> [PROBLEM STATEMENT]: I would like the listing below retyped exactly, line by line.

Top of INFORMATION SHOWN

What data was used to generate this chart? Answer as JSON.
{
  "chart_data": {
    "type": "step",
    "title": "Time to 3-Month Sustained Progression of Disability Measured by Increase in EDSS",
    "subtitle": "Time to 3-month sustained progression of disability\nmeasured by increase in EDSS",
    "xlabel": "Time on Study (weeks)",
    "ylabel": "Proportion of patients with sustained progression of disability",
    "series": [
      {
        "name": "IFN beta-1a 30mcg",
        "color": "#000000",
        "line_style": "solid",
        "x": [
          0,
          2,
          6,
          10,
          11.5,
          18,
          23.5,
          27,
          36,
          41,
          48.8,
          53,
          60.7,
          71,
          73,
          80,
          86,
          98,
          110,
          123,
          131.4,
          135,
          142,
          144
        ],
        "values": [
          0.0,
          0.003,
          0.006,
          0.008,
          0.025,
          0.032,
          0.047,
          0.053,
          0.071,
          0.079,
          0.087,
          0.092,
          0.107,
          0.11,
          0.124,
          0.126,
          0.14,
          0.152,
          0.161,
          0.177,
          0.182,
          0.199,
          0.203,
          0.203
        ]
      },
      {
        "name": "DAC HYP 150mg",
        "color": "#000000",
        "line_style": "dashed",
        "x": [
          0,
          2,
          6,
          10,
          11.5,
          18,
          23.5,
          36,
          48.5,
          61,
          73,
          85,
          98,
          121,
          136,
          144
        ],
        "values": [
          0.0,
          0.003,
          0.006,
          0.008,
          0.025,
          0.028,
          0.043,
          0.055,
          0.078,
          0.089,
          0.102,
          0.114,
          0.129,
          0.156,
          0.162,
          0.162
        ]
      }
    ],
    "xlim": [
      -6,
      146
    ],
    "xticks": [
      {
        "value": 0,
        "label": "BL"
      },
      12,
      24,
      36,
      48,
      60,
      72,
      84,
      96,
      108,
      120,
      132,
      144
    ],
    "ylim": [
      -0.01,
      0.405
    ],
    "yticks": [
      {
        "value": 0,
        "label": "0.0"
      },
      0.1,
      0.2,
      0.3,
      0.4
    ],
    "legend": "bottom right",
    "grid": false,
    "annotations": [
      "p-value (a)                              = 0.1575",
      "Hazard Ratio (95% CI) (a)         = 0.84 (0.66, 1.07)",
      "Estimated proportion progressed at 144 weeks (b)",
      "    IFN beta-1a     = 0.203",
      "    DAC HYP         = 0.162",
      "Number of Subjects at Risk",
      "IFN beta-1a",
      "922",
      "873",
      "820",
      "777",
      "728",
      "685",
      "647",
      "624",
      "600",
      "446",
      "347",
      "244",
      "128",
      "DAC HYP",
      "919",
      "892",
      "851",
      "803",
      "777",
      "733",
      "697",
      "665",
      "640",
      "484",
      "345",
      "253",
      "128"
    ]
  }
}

Bottom of INFORMATION SHOWN

> [ANSWER FOR THE TASK]:
What data was used to generate this chart? Answer as JSON.
{
  "chart_data": {
    "type": "step",
    "title": "Time to 3-Month Sustained Progression of Disability Measured by Increase in EDSS",
    "subtitle": "Time to 3-month sustained progression of disability\nmeasured by increase in EDSS",
    "xlabel": "Time on Study (weeks)",
    "ylabel": "Proportion of patients with sustained progression of disability",
    "series": [
      {
        "name": "IFN beta-1a 30mcg",
        "color": "#000000",
        "line_style": "solid",
        "x": [
          0,
          2,
          6,
          10,
          11.5,
          18,
          23.5,
          27,
          36,
          41,
          48.8,
          53,
          60.7,
          71,
          73,
          80,
          86,
          98,
          110,
          123,
          131.4,
          135,
          142,
          144
        ],
        "values": [
          0.0,
          0.003,
          0.006,
          0.008,
          0.025,
          0.032,
          0.047,
          0.053,
          0.071,
          0.079,
          0.087,
          0.092,
          0.107,
          0.11,
          0.124,
          0.126,
          0.14,
          0.152,
          0.161,
          0.177,
          0.182,
          0.199,
          0.203,
          0.203
        ]
      },
      {
        "name": "DAC HYP 150mg",
        "color": "#000000",
        "line_style": "dashed",
        "x": [
          0,
          2,
          6,
          10,
          11.5,
          18,
          23.5,
          36,
          48.5,
          61,
          73,
          85,
          98,
          121,
          136,
          144
        ],
        "values": [
          0.0,
          0.003,
          0.006,
          0.008,
          0.025,
          0.028,
          0.043,
          0.055,
          0.078,
          0.089,
          0.102,
          0.114,
          0.129,
          0.156,
          0.162,
          0.162
        ]
      }
    ],
    "xlim": [
      -6,
      146
    ],
    "xticks": [
      {
        "value": 0,
        "label": "BL"
      },
      12,
      24,
      36,
      48,
      60,
      72,
      84,
      96,
      108,
      120,
      132,
      144
    ],
    "ylim": [
      -0.01,
      0.405
    ],
    "yticks": [
      {
        "value": 0,
        "label": "0.0"
      },
      0.1,
      0.2,
      0.3,
      0.4
    ],
    "legend": "bottom right",
    "grid": false,
    "annotations": [
      "p-value (a)                              = 0.1575",
      "Hazard Ratio (95% CI) (a)         = 0.84 (0.66, 1.07)",
      "Estimated proportion progressed at 144 weeks (b)",
      "    IFN beta-1a     = 0.203",
      "    DAC HYP         = 0.162",
      "Number of Subjects at Risk",
      "IFN beta-1a",
      "922",
      "873",
      "820",
      "777",
      "728",
      "685",
      "647",
      "624",
      "600",
      "446",
      "347",
      "244",
      "128",
      "DAC HYP",
      "919",
      "892",
      "851",
      "803",
      "777",
      "733",
      "697",
      "665",
      "640",
      "484",
      "345",
      "253",
      "128"
    ]
  }
}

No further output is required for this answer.